:: Request ::
The material below should be written out in full and exactly; pictures stay out of the copy.

Extracted data entries
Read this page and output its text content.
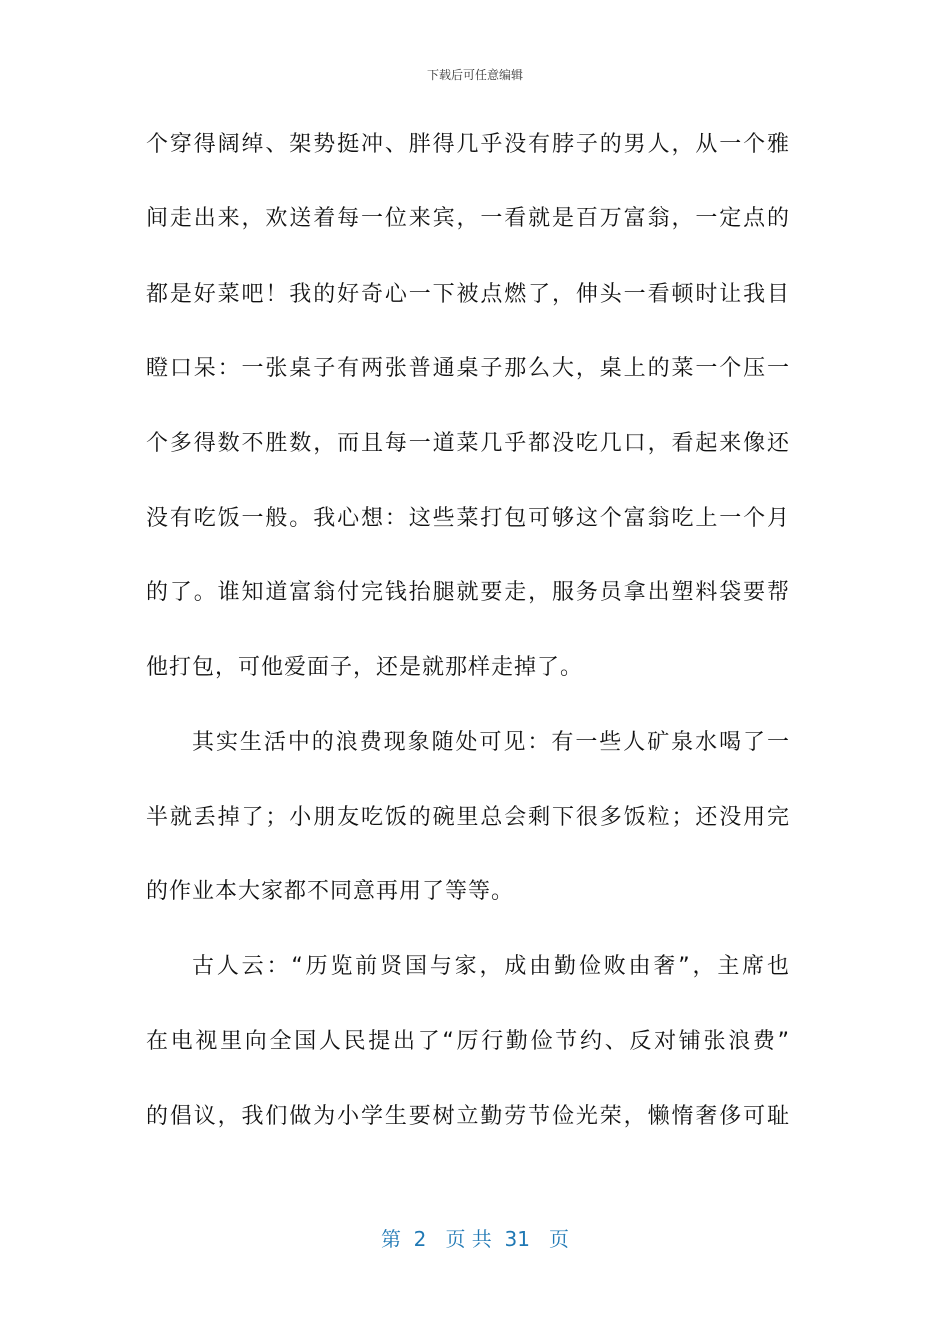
下载后可任意编辑
个穿得阔绰、架势挺冲、胖得几乎没有脖子的男人，从一个雅
间走出来，欢送着每一位来宾，一看就是百万富翁，一定点的
都是好菜吧！我的好奇心一下被点燃了，伸头一看顿时让我目
瞪口呆：一张桌子有两张普通桌子那么大，桌上的菜一个压一
个多得数不胜数，而且每一道菜几乎都没吃几口，看起来像还
没有吃饭一般。我心想：这些菜打包可够这个富翁吃上一个月
的了。谁知道富翁付完钱抬腿就要走，服务员拿出塑料袋要帮
他打包，可他爱面子，还是就那样走掉了。
其实生活中的浪费现象随处可见：有一些人矿泉水喝了一
半就丢掉了；小朋友吃饭的碗里总会剩下很多饭粒；还没用完
的作业本大家都不同意再用了等等。
古人云：“历览前贤国与家，成由勤俭败由奢”，主席也
在电视里向全国人民提出了“厉行勤俭节约、反对铺张浪费”
的倡议，我们做为小学生要树立勤劳节俭光荣，懒惰奢侈可耻
第  2   页 共  31   页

:: Reply to the task ::
Read this page and output its text content.
下载后可任意编辑
个穿得阔绰、架势挺冲、胖得几乎没有脖子的男人，从一个雅
间走出来，欢送着每一位来宾，一看就是百万富翁，一定点的
都是好菜吧！我的好奇心一下被点燃了，伸头一看顿时让我目
瞪口呆：一张桌子有两张普通桌子那么大，桌上的菜一个压一
个多得数不胜数，而且每一道菜几乎都没吃几口，看起来像还
没有吃饭一般。我心想：这些菜打包可够这个富翁吃上一个月
的了。谁知道富翁付完钱抬腿就要走，服务员拿出塑料袋要帮
他打包，可他爱面子，还是就那样走掉了。
其实生活中的浪费现象随处可见：有一些人矿泉水喝了一
半就丢掉了；小朋友吃饭的碗里总会剩下很多饭粒；还没用完
的作业本大家都不同意再用了等等。
古人云：“历览前贤国与家，成由勤俭败由奢”，主席也
在电视里向全国人民提出了“厉行勤俭节约、反对铺张浪费”
的倡议，我们做为小学生要树立勤劳节俭光荣，懒惰奢侈可耻
第  2   页 共  31   页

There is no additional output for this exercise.